### DATASET ROWS
• • • •
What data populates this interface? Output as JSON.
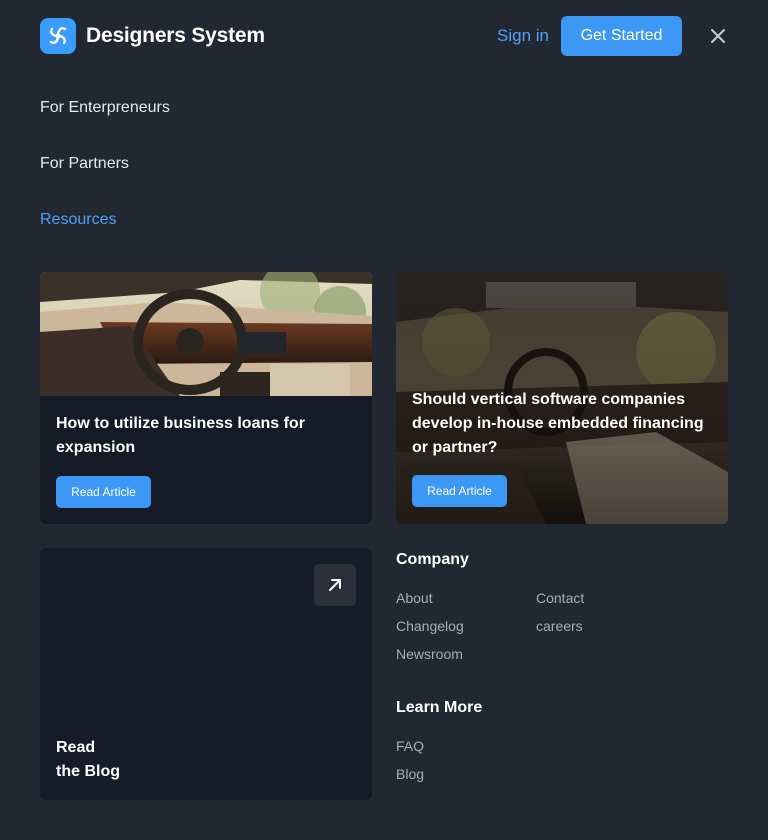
{
  "header": {
    "brand": "Designers System",
    "sign_in": "Sign in",
    "get_started": "Get Started"
  },
  "nav": {
    "items": [
      {
        "label": "For Enterpreneurs"
      },
      {
        "label": "For Partners"
      },
      {
        "label": "Resources"
      }
    ]
  },
  "cards": [
    {
      "title": "How to utilize business loans for expansion",
      "button": "Read Article"
    },
    {
      "title": "Should vertical software companies develop in-house embedded financing or partner?",
      "button": "Read Article"
    }
  ],
  "blog": {
    "line1": "Read",
    "line2": "the Blog"
  },
  "company": {
    "title": "Company",
    "links_col1": [
      "About",
      "Changelog",
      "Newsroom"
    ],
    "links_col2": [
      "Contact",
      "careers"
    ]
  },
  "learn_more": {
    "title": "Learn More",
    "links": [
      "FAQ",
      "Blog"
    ]
  },
  "colors": {
    "background": "#222831",
    "accent": "#3d97f5",
    "link_active": "#4ea1f7",
    "card": "#151a27"
  },
  "icons": [
    "logo-icon",
    "close-icon",
    "arrow-up-right-icon"
  ]
}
• • • •
### WHAT THE TASK ASKS
Transcribe all the records above word for word, without their images.

### REPLY
What data populates this interface? Output as JSON.
{
  "header": {
    "brand": "Designers System",
    "sign_in": "Sign in",
    "get_started": "Get Started"
  },
  "nav": {
    "items": [
      {
        "label": "For Enterpreneurs"
      },
      {
        "label": "For Partners"
      },
      {
        "label": "Resources"
      }
    ]
  },
  "cards": [
    {
      "title": "How to utilize business loans for expansion",
      "button": "Read Article"
    },
    {
      "title": "Should vertical software companies develop in-house embedded financing or partner?",
      "button": "Read Article"
    }
  ],
  "blog": {
    "line1": "Read",
    "line2": "the Blog"
  },
  "company": {
    "title": "Company",
    "links_col1": [
      "About",
      "Changelog",
      "Newsroom"
    ],
    "links_col2": [
      "Contact",
      "careers"
    ]
  },
  "learn_more": {
    "title": "Learn More",
    "links": [
      "FAQ",
      "Blog"
    ]
  },
  "colors": {
    "background": "#222831",
    "accent": "#3d97f5",
    "link_active": "#4ea1f7",
    "card": "#151a27"
  },
  "icons": [
    "logo-icon",
    "close-icon",
    "arrow-up-right-icon"
  ]
}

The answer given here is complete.